### STORED DATA:
>>>

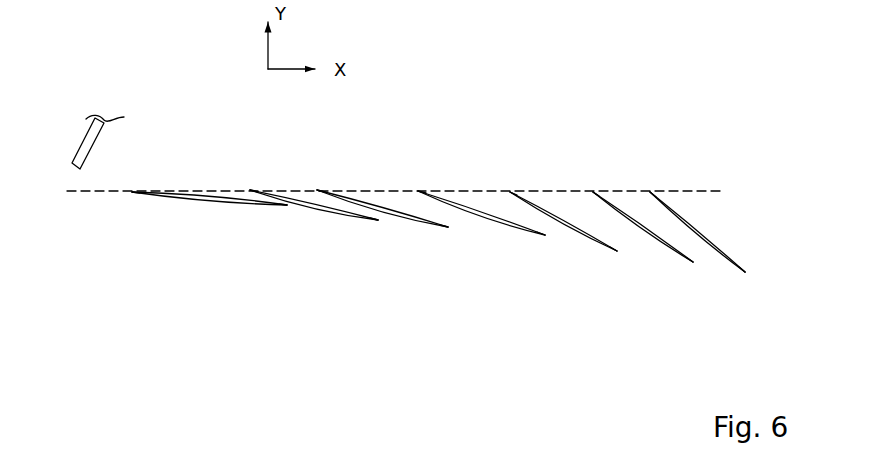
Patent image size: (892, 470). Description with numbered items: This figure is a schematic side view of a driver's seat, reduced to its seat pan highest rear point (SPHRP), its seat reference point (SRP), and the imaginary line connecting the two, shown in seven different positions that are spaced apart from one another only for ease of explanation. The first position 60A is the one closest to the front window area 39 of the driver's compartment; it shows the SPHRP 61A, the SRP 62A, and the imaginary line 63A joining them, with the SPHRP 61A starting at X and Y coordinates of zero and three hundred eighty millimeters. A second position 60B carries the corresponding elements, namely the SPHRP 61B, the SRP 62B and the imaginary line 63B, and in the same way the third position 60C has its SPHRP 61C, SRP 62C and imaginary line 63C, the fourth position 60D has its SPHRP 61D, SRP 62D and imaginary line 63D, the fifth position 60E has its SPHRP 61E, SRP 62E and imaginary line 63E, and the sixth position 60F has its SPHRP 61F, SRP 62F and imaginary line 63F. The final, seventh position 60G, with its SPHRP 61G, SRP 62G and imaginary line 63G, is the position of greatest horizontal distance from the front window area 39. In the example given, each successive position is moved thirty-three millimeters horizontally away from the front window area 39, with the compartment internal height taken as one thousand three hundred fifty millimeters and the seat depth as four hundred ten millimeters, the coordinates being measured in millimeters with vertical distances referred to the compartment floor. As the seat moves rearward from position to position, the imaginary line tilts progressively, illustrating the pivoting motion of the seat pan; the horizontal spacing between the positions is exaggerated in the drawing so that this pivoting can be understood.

<<<
>>>

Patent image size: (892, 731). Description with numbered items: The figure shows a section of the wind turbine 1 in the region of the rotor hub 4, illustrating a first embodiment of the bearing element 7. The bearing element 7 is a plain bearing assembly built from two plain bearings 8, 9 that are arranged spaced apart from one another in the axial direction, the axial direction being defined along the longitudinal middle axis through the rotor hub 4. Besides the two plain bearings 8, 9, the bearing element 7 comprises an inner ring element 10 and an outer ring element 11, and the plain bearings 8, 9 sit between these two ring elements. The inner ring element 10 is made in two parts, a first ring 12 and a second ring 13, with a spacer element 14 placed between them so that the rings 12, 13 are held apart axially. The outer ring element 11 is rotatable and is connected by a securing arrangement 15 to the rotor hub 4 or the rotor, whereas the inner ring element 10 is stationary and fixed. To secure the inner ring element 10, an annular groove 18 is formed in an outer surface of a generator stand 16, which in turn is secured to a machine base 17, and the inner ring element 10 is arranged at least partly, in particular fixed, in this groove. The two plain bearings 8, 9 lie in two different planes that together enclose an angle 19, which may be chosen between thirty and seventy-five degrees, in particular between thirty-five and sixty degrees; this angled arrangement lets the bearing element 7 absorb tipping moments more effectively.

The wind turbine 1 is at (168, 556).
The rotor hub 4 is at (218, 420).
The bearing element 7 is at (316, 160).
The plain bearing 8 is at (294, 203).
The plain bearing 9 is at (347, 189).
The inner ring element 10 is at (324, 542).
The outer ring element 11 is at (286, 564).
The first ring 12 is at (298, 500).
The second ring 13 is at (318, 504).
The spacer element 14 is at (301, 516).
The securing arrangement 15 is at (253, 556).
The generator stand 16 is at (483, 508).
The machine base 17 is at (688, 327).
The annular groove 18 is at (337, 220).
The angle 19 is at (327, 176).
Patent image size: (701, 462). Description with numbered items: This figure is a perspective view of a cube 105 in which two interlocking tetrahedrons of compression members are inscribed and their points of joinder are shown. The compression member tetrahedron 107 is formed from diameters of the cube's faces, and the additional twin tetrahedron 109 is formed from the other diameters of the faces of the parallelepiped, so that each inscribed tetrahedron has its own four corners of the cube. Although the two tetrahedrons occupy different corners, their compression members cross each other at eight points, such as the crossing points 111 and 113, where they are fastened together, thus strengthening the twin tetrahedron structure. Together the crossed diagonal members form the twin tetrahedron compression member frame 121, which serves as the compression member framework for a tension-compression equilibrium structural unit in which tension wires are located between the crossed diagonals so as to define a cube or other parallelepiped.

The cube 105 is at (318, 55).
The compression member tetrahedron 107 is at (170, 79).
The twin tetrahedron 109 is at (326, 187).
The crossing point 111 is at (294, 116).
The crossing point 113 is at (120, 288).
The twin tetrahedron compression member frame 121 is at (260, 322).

<<<
>>>

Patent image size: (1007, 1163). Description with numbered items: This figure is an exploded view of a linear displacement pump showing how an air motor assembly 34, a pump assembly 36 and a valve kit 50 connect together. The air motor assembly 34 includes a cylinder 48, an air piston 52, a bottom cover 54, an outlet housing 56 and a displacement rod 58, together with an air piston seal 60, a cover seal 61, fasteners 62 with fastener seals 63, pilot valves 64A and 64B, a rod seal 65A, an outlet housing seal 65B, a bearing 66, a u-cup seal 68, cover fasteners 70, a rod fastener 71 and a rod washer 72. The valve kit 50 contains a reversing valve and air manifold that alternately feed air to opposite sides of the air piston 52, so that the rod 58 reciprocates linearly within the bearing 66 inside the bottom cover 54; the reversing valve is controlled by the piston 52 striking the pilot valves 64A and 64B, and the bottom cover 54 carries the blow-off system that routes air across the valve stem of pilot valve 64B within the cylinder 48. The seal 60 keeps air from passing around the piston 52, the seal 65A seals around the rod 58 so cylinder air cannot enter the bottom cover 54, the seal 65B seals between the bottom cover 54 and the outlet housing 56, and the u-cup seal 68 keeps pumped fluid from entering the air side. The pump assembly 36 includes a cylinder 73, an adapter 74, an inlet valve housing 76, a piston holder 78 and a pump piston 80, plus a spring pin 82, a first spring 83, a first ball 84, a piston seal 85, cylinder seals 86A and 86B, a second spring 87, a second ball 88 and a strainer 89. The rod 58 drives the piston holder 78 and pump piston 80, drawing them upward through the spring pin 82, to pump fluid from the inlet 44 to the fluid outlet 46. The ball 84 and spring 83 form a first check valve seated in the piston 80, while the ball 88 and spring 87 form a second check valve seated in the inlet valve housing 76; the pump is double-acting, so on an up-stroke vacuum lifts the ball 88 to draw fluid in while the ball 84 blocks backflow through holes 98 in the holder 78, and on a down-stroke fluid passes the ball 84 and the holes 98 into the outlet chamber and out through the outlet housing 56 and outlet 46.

<<<

Can you copy the material verbatim, starting at the line with "Patent image size: (701, 462)." and ending at the line with "The crossing point 111 is at (294, 116).", with both of those lines included?

### EXPECTED ANSWER:
Patent image size: (701, 462). Description with numbered items: This figure is a perspective view of a cube 105 in which two interlocking tetrahedrons of compression members are inscribed and their points of joinder are shown. The compression member tetrahedron 107 is formed from diameters of the cube's faces, and the additional twin tetrahedron 109 is formed from the other diameters of the faces of the parallelepiped, so that each inscribed tetrahedron has its own four corners of the cube. Although the two tetrahedrons occupy different corners, their compression members cross each other at eight points, such as the crossing points 111 and 113, where they are fastened together, thus strengthening the twin tetrahedron structure. Together the crossed diagonal members form the twin tetrahedron compression member frame 121, which serves as the compression member framework for a tension-compression equilibrium structural unit in which tension wires are located between the crossed diagonals so as to define a cube or other parallelepiped.

The cube 105 is at (318, 55).
The compression member tetrahedron 107 is at (170, 79).
The twin tetrahedron 109 is at (326, 187).
The crossing point 111 is at (294, 116).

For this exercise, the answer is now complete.